Lines of data:
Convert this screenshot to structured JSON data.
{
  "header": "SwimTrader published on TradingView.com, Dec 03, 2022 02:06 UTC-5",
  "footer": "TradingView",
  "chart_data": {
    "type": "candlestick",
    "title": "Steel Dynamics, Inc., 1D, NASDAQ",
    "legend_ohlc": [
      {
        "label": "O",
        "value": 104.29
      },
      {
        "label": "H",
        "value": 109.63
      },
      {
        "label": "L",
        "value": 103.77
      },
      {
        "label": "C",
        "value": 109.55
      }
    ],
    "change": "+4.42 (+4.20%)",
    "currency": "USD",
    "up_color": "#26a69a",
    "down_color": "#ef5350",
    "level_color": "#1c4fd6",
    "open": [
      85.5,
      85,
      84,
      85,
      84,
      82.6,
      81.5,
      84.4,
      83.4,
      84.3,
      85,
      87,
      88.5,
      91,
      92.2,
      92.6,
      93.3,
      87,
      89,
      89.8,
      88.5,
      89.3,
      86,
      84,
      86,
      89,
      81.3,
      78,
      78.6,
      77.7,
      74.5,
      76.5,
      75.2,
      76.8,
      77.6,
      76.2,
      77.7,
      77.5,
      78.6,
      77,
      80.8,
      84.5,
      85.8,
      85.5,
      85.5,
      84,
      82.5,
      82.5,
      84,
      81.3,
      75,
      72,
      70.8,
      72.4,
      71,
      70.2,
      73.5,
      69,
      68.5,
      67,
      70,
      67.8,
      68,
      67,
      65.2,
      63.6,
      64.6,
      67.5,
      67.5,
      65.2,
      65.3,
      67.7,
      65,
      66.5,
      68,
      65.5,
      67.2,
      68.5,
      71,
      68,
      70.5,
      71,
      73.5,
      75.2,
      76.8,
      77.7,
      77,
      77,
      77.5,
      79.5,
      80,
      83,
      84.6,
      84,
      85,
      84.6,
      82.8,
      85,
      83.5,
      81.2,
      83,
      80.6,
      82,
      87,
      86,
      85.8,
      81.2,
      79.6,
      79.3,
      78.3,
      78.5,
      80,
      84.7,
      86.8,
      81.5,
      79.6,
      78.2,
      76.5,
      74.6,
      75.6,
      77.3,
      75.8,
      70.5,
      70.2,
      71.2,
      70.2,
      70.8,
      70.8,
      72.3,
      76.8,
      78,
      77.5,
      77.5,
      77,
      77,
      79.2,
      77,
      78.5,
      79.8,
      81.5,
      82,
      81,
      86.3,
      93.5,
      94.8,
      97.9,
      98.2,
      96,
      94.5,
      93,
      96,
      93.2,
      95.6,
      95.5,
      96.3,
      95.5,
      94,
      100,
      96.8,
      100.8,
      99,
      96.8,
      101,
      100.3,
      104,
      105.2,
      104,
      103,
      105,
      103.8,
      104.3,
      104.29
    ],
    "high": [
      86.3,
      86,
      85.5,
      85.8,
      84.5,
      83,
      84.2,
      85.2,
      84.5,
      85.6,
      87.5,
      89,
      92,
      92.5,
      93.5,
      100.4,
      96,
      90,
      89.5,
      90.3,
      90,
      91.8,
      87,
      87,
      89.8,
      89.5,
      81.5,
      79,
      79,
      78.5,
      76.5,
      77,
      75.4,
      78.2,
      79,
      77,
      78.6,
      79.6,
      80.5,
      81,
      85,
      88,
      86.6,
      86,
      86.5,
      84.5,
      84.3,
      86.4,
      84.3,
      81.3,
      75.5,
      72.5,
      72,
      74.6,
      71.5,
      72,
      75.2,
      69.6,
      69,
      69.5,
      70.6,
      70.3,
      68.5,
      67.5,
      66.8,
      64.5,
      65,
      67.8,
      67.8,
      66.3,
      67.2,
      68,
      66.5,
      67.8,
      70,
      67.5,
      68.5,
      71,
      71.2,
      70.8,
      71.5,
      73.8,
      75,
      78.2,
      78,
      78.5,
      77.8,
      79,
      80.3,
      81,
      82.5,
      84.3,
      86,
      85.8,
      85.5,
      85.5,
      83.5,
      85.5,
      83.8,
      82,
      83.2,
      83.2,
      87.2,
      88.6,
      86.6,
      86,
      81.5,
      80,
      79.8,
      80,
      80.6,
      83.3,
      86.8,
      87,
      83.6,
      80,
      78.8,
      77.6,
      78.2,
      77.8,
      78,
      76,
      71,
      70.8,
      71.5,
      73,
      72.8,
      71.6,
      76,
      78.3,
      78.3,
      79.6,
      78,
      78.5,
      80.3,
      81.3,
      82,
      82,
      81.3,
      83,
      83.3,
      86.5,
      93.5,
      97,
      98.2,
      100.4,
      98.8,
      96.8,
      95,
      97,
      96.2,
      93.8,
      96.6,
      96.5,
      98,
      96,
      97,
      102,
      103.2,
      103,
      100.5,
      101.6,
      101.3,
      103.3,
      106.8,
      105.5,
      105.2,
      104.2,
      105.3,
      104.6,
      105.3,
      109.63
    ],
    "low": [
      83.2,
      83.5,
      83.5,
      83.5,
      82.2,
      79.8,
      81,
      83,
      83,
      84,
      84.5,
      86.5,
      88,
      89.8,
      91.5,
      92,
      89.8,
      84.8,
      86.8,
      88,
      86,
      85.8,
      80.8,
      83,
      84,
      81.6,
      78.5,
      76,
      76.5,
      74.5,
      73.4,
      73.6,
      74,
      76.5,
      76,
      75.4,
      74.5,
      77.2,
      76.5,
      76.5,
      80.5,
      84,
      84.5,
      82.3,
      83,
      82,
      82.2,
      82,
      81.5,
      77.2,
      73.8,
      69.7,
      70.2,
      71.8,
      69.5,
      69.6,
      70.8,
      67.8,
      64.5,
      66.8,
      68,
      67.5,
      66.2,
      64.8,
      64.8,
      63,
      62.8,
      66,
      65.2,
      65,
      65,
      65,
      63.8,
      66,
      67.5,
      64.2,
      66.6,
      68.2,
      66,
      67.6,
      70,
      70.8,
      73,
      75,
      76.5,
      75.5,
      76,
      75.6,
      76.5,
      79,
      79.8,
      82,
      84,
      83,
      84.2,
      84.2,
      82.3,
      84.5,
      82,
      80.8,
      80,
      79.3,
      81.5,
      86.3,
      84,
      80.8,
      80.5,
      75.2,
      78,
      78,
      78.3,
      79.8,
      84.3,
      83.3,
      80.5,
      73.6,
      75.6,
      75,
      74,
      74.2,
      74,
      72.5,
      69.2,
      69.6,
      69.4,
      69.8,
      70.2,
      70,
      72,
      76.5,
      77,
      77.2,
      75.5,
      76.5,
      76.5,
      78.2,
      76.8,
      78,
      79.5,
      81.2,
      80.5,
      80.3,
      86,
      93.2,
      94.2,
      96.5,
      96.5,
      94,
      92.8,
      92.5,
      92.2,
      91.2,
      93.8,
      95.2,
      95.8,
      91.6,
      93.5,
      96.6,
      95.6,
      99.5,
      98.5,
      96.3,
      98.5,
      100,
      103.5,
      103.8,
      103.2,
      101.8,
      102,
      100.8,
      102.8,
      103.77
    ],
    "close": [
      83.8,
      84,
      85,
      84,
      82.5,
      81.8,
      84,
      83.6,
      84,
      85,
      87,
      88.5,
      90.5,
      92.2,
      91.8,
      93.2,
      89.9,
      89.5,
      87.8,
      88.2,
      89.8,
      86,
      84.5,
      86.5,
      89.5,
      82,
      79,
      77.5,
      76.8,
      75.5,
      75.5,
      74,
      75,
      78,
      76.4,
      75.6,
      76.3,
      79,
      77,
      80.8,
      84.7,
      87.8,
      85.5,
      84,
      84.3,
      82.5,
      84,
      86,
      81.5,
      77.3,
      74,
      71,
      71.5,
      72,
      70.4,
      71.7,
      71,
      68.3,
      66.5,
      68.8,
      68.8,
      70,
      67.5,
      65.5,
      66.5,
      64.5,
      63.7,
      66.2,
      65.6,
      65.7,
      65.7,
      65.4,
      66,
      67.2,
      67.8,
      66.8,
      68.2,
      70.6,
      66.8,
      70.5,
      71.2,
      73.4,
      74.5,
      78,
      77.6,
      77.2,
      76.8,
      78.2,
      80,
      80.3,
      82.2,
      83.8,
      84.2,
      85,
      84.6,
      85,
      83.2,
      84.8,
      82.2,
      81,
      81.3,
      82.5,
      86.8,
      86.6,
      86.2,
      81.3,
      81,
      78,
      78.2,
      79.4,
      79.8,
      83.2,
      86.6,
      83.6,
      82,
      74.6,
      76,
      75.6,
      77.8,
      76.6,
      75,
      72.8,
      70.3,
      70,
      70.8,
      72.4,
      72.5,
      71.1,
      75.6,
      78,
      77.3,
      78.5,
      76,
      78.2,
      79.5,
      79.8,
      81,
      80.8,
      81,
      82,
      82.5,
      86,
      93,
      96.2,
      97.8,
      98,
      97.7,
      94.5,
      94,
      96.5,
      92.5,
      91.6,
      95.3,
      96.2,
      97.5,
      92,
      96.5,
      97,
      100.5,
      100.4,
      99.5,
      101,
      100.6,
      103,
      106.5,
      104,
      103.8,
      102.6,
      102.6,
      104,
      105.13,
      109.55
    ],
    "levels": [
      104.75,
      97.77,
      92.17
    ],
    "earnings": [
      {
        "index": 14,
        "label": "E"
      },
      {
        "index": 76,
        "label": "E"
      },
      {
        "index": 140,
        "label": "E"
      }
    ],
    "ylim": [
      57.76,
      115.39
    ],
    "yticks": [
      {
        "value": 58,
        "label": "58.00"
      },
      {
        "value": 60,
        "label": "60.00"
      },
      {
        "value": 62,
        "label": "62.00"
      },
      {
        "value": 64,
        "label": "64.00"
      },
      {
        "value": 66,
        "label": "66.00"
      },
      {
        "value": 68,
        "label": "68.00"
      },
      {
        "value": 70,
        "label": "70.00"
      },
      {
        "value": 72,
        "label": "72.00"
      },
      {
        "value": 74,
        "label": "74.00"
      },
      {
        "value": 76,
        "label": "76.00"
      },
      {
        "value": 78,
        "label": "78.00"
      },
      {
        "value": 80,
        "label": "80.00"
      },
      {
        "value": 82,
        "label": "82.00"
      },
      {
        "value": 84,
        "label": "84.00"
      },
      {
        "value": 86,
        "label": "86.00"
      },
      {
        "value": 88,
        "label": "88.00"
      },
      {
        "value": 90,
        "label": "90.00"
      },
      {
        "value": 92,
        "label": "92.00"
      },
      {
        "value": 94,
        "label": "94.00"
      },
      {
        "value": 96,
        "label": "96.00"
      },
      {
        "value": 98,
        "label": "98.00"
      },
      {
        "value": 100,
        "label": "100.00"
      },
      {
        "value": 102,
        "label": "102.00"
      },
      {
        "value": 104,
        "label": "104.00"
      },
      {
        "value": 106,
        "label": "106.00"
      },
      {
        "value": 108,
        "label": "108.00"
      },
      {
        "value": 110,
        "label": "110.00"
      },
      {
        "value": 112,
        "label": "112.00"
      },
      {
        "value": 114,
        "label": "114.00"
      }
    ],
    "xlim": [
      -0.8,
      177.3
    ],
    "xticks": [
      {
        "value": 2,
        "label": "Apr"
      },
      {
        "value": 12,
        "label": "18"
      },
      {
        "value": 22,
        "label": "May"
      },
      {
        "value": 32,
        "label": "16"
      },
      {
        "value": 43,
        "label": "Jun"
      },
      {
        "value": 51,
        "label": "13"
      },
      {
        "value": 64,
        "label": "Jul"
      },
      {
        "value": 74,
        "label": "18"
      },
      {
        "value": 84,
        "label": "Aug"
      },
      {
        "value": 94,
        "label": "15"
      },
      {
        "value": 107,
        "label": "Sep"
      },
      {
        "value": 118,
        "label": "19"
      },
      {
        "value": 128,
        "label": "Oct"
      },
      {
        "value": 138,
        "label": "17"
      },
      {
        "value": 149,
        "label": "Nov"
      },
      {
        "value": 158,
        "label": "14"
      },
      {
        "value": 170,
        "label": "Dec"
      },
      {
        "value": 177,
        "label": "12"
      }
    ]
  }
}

- **What is required**: Read the data above. Pull out each line in which the string "TradingView" appears.

- **Answer for this exercise**:
  "header": "SwimTrader published on TradingView.com, Dec 03, 2022 02:06 UTC-5",
  "footer": "TradingView",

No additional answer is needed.